What is needed
How many lines in these records hold the string "name"? State only that number.

━━━━━━━━━━━━━━━━━━━━

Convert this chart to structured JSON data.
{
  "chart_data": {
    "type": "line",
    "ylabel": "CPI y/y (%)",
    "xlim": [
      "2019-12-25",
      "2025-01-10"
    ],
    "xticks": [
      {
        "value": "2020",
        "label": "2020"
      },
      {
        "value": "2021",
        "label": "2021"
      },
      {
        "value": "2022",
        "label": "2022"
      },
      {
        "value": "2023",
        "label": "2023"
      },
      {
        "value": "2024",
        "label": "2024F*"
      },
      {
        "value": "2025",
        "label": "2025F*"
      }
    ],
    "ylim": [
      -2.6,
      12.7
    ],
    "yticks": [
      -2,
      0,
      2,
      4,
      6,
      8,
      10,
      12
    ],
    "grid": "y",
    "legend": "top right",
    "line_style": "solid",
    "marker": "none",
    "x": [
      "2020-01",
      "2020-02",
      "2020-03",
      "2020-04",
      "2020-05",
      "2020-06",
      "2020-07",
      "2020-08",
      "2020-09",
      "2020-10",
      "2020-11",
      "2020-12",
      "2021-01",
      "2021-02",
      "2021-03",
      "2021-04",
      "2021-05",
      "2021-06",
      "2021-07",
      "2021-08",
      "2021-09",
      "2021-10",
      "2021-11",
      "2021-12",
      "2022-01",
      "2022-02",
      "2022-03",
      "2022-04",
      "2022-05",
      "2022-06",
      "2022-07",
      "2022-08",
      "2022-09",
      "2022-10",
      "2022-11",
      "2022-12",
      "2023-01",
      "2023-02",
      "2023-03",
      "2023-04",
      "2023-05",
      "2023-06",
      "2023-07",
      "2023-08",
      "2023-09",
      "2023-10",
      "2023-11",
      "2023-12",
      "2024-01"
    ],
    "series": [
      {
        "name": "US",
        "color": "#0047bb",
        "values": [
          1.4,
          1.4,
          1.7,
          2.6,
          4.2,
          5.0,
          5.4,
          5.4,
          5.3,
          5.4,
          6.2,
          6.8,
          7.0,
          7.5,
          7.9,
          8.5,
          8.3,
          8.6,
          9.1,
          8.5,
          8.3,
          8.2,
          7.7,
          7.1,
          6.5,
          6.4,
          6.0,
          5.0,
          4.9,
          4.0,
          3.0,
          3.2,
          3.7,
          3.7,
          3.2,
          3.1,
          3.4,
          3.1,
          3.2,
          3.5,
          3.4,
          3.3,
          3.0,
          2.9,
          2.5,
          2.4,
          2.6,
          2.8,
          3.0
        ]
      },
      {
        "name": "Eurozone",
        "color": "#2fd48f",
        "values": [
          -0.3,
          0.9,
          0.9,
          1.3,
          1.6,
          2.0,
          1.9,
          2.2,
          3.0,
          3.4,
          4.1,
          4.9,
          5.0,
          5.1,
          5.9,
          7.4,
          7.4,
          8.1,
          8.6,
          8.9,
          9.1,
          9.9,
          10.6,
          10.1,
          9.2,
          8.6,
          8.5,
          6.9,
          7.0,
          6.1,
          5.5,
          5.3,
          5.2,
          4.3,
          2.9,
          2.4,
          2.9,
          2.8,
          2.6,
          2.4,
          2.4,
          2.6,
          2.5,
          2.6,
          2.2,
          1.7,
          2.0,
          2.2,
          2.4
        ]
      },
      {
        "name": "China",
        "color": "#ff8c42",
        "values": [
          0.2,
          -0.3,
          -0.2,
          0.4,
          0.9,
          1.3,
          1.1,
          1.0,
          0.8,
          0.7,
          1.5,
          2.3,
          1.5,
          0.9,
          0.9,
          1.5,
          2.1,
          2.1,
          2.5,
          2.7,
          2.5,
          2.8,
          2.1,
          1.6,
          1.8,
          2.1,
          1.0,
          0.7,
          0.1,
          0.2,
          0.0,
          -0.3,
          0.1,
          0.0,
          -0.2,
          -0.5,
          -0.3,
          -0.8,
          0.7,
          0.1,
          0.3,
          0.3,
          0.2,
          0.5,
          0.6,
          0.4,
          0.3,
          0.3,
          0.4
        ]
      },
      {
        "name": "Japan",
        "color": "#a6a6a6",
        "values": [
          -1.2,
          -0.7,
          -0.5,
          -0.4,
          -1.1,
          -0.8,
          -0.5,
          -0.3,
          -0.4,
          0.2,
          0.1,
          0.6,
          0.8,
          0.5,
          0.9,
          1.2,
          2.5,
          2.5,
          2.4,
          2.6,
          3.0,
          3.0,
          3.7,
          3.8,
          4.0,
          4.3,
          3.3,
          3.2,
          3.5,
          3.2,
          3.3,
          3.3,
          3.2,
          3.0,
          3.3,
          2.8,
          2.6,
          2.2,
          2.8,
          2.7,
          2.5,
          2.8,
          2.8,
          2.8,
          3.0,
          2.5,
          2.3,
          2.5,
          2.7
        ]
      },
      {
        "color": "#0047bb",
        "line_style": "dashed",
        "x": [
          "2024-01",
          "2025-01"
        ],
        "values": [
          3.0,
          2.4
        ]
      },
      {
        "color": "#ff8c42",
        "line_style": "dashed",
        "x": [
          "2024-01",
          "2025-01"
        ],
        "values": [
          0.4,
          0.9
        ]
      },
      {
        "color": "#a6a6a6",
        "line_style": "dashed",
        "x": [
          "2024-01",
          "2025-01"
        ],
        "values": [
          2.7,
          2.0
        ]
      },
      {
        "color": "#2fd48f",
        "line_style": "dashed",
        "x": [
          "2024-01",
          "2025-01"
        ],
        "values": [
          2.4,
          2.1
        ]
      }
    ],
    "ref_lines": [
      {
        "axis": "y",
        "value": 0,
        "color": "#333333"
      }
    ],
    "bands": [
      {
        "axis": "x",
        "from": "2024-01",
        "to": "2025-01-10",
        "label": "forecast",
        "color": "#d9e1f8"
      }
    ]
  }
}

━━━━━━━━━━━━━━━━━━━━

Complete response
4